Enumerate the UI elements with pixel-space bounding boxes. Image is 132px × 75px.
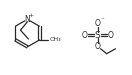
Text: S: S <box>95 31 101 40</box>
Text: N: N <box>25 15 30 24</box>
Text: CH₃: CH₃ <box>50 37 61 42</box>
Text: ⁻: ⁻ <box>100 17 104 23</box>
Text: O: O <box>82 31 88 40</box>
Text: +: + <box>29 13 34 18</box>
Text: O: O <box>95 19 101 28</box>
Text: O: O <box>95 42 101 51</box>
Text: O: O <box>108 31 114 40</box>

####################

Exercise prompt:
Please convert the records above into a JSON list of strings with one string per line, skipping blank lines and leaving the pictures out.

Result for this task:
[
  "Enumerate the UI elements with pixel-space bounding boxes. Image is 132px × 75px.",
  "Text: S: S <box>95 31 101 40</box>",
  "Text: N: N <box>25 15 30 24</box>",
  "Text: CH₃: CH₃ <box>50 37 61 42</box>",
  "Text: ⁻: ⁻ <box>100 17 104 23</box>",
  "Text: O: O <box>82 31 88 40</box>",
  "Text: +: + <box>29 13 34 18</box>",
  "Text: O: O <box>95 19 101 28</box>",
  "Text: O: O <box>95 42 101 51</box>",
  "Text: O: O <box>108 31 114 40</box>"
]